>> BEGIN MATERIALS PROVIDED

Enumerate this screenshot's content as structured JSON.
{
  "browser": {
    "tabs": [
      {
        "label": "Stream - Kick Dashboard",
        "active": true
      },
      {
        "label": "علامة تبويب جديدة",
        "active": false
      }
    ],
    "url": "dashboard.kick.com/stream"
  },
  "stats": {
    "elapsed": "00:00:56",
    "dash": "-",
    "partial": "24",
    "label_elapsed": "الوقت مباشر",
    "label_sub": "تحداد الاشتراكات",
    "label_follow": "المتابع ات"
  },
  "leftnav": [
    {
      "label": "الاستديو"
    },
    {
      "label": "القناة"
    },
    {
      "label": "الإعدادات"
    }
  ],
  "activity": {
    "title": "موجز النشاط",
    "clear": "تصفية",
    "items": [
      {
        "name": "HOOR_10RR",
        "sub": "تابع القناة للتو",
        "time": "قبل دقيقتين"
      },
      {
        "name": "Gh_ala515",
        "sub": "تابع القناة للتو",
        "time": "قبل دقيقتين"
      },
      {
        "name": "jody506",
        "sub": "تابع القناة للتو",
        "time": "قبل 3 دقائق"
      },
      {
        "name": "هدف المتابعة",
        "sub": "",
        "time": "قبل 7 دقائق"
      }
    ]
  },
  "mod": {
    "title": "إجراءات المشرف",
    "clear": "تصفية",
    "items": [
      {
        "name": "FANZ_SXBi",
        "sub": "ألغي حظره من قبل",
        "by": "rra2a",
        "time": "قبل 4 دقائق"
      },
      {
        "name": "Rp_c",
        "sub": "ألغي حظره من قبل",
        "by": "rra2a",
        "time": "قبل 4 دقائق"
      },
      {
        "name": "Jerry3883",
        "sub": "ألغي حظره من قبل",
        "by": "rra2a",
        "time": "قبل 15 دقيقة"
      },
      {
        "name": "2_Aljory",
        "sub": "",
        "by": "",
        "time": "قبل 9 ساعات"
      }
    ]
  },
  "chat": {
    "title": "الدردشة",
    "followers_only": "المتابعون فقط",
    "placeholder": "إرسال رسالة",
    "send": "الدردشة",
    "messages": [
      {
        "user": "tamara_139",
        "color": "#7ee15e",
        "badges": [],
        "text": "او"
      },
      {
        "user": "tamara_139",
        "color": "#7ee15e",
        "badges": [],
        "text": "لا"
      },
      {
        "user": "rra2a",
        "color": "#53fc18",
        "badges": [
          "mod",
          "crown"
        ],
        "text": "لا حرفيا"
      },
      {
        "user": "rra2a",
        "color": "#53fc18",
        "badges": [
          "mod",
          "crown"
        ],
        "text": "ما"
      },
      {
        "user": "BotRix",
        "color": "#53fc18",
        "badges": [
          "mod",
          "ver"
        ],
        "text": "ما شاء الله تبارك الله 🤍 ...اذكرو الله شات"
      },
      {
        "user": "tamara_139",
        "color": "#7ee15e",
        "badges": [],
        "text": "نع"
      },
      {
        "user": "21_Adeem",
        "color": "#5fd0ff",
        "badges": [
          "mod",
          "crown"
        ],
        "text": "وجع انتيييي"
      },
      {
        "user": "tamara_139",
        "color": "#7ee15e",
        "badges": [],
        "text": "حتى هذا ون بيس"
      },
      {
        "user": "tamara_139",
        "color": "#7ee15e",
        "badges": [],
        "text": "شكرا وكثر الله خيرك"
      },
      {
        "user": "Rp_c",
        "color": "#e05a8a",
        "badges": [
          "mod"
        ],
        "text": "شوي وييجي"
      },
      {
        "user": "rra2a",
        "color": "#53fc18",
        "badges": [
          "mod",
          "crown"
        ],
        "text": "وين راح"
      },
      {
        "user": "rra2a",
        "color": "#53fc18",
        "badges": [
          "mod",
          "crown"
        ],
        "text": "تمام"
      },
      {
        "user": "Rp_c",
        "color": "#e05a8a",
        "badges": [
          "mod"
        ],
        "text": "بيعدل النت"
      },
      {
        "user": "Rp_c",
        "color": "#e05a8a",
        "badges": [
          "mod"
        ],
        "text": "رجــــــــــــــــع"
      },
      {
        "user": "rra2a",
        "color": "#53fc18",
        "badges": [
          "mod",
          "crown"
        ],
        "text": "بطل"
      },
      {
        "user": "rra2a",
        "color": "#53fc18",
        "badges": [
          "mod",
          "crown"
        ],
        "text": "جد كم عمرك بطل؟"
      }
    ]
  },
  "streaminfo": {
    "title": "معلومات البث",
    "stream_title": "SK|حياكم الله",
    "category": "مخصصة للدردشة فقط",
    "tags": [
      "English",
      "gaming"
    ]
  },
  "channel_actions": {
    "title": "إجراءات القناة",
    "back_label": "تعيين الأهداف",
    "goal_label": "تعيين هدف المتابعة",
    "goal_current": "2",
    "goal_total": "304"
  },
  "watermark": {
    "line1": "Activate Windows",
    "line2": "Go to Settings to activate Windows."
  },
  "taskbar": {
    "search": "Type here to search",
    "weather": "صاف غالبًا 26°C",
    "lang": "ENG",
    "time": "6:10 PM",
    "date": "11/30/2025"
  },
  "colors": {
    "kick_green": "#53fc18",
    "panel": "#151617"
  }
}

>> END MATERIALS PROVIDED

> [EXERCISE DESCRIPTION]
Print all of the data exactly as it was given.

> [RESULT OF THIS EXERCISE]
Enumerate this screenshot's content as structured JSON.
{
  "browser": {
    "tabs": [
      {
        "label": "Stream - Kick Dashboard",
        "active": true
      },
      {
        "label": "علامة تبويب جديدة",
        "active": false
      }
    ],
    "url": "dashboard.kick.com/stream"
  },
  "stats": {
    "elapsed": "00:00:56",
    "dash": "-",
    "partial": "24",
    "label_elapsed": "الوقت مباشر",
    "label_sub": "تحداد الاشتراكات",
    "label_follow": "المتابع ات"
  },
  "leftnav": [
    {
      "label": "الاستديو"
    },
    {
      "label": "القناة"
    },
    {
      "label": "الإعدادات"
    }
  ],
  "activity": {
    "title": "موجز النشاط",
    "clear": "تصفية",
    "items": [
      {
        "name": "HOOR_10RR",
        "sub": "تابع القناة للتو",
        "time": "قبل دقيقتين"
      },
      {
        "name": "Gh_ala515",
        "sub": "تابع القناة للتو",
        "time": "قبل دقيقتين"
      },
      {
        "name": "jody506",
        "sub": "تابع القناة للتو",
        "time": "قبل 3 دقائق"
      },
      {
        "name": "هدف المتابعة",
        "sub": "",
        "time": "قبل 7 دقائق"
      }
    ]
  },
  "mod": {
    "title": "إجراءات المشرف",
    "clear": "تصفية",
    "items": [
      {
        "name": "FANZ_SXBi",
        "sub": "ألغي حظره من قبل",
        "by": "rra2a",
        "time": "قبل 4 دقائق"
      },
      {
        "name": "Rp_c",
        "sub": "ألغي حظره من قبل",
        "by": "rra2a",
        "time": "قبل 4 دقائق"
      },
      {
        "name": "Jerry3883",
        "sub": "ألغي حظره من قبل",
        "by": "rra2a",
        "time": "قبل 15 دقيقة"
      },
      {
        "name": "2_Aljory",
        "sub": "",
        "by": "",
        "time": "قبل 9 ساعات"
      }
    ]
  },
  "chat": {
    "title": "الدردشة",
    "followers_only": "المتابعون فقط",
    "placeholder": "إرسال رسالة",
    "send": "الدردشة",
    "messages": [
      {
        "user": "tamara_139",
        "color": "#7ee15e",
        "badges": [],
        "text": "او"
      },
      {
        "user": "tamara_139",
        "color": "#7ee15e",
        "badges": [],
        "text": "لا"
      },
      {
        "user": "rra2a",
        "color": "#53fc18",
        "badges": [
          "mod",
          "crown"
        ],
        "text": "لا حرفيا"
      },
      {
        "user": "rra2a",
        "color": "#53fc18",
        "badges": [
          "mod",
          "crown"
        ],
        "text": "ما"
      },
      {
        "user": "BotRix",
        "color": "#53fc18",
        "badges": [
          "mod",
          "ver"
        ],
        "text": "ما شاء الله تبارك الله 🤍 ...اذكرو الله شات"
      },
      {
        "user": "tamara_139",
        "color": "#7ee15e",
        "badges": [],
        "text": "نع"
      },
      {
        "user": "21_Adeem",
        "color": "#5fd0ff",
        "badges": [
          "mod",
          "crown"
        ],
        "text": "وجع انتيييي"
      },
      {
        "user": "tamara_139",
        "color": "#7ee15e",
        "badges": [],
        "text": "حتى هذا ون بيس"
      },
      {
        "user": "tamara_139",
        "color": "#7ee15e",
        "badges": [],
        "text": "شكرا وكثر الله خيرك"
      },
      {
        "user": "Rp_c",
        "color": "#e05a8a",
        "badges": [
          "mod"
        ],
        "text": "شوي وييجي"
      },
      {
        "user": "rra2a",
        "color": "#53fc18",
        "badges": [
          "mod",
          "crown"
        ],
        "text": "وين راح"
      },
      {
        "user": "rra2a",
        "color": "#53fc18",
        "badges": [
          "mod",
          "crown"
        ],
        "text": "تمام"
      },
      {
        "user": "Rp_c",
        "color": "#e05a8a",
        "badges": [
          "mod"
        ],
        "text": "بيعدل النت"
      },
      {
        "user": "Rp_c",
        "color": "#e05a8a",
        "badges": [
          "mod"
        ],
        "text": "رجــــــــــــــــع"
      },
      {
        "user": "rra2a",
        "color": "#53fc18",
        "badges": [
          "mod",
          "crown"
        ],
        "text": "بطل"
      },
      {
        "user": "rra2a",
        "color": "#53fc18",
        "badges": [
          "mod",
          "crown"
        ],
        "text": "جد كم عمرك بطل؟"
      }
    ]
  },
  "streaminfo": {
    "title": "معلومات البث",
    "stream_title": "SK|حياكم الله",
    "category": "مخصصة للدردشة فقط",
    "tags": [
      "English",
      "gaming"
    ]
  },
  "channel_actions": {
    "title": "إجراءات القناة",
    "back_label": "تعيين الأهداف",
    "goal_label": "تعيين هدف المتابعة",
    "goal_current": "2",
    "goal_total": "304"
  },
  "watermark": {
    "line1": "Activate Windows",
    "line2": "Go to Settings to activate Windows."
  },
  "taskbar": {
    "search": "Type here to search",
    "weather": "صاف غالبًا 26°C",
    "lang": "ENG",
    "time": "6:10 PM",
    "date": "11/30/2025"
  },
  "colors": {
    "kick_green": "#53fc18",
    "panel": "#151617"
  }
}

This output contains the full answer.